• Instructions for the task
Copy out every line of the records below without changing anything, but leave out the picture lines.
* start *
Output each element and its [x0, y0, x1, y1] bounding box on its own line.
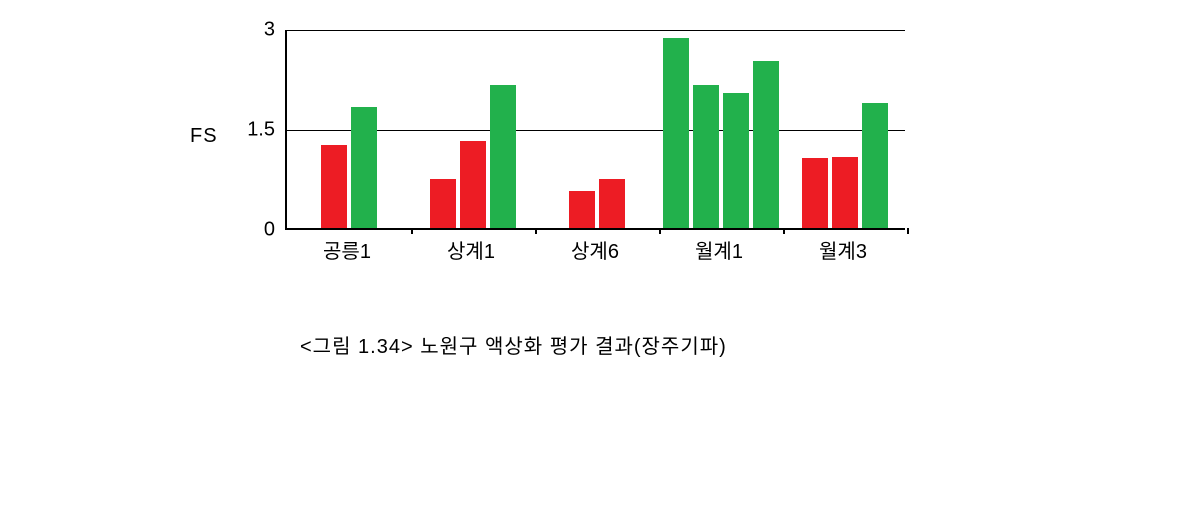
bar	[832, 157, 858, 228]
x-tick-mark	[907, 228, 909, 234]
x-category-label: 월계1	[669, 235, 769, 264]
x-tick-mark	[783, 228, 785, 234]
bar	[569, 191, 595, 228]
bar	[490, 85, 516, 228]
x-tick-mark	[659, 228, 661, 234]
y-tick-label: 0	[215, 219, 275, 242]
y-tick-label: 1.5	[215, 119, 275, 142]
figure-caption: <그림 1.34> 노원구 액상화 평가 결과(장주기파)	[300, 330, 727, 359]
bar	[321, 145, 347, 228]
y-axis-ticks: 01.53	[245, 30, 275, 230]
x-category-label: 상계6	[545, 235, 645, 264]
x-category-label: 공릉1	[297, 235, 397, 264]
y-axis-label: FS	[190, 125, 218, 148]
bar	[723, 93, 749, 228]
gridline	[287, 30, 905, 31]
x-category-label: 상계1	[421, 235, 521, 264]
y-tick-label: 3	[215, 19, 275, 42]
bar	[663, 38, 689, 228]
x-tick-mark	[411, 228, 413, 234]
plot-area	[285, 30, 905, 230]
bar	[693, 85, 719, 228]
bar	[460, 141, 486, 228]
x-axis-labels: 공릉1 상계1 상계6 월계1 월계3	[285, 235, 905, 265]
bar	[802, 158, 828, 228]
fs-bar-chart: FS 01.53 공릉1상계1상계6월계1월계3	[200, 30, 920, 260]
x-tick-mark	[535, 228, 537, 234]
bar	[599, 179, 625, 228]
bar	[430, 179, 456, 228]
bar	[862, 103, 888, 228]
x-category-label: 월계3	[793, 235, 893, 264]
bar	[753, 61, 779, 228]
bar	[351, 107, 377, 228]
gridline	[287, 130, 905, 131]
* end *
• Exercise output
Output each element and its [x0, y0, x1, y1] bounding box on its own line.
bar	[832, 157, 858, 228]
x-tick-mark	[907, 228, 909, 234]
x-category-label: 월계1	[669, 235, 769, 264]
x-tick-mark	[783, 228, 785, 234]
bar	[569, 191, 595, 228]
bar	[490, 85, 516, 228]
x-tick-mark	[659, 228, 661, 234]
y-tick-label: 0	[215, 219, 275, 242]
y-tick-label: 1.5	[215, 119, 275, 142]
figure-caption: <그림 1.34> 노원구 액상화 평가 결과(장주기파)	[300, 330, 727, 359]
bar	[321, 145, 347, 228]
y-axis-ticks: 01.53	[245, 30, 275, 230]
x-category-label: 상계6	[545, 235, 645, 264]
x-category-label: 공릉1	[297, 235, 397, 264]
y-axis-label: FS	[190, 125, 218, 148]
bar	[723, 93, 749, 228]
gridline	[287, 30, 905, 31]
x-category-label: 상계1	[421, 235, 521, 264]
y-tick-label: 3	[215, 19, 275, 42]
bar	[663, 38, 689, 228]
x-tick-mark	[411, 228, 413, 234]
plot-area	[285, 30, 905, 230]
bar	[693, 85, 719, 228]
bar	[460, 141, 486, 228]
x-axis-labels: 공릉1 상계1 상계6 월계1 월계3	[285, 235, 905, 265]
bar	[802, 158, 828, 228]
fs-bar-chart: FS 01.53 공릉1상계1상계6월계1월계3	[200, 30, 920, 260]
x-tick-mark	[535, 228, 537, 234]
bar	[599, 179, 625, 228]
bar	[430, 179, 456, 228]
bar	[862, 103, 888, 228]
x-category-label: 월계3	[793, 235, 893, 264]
bar	[753, 61, 779, 228]
bar	[351, 107, 377, 228]
gridline	[287, 130, 905, 131]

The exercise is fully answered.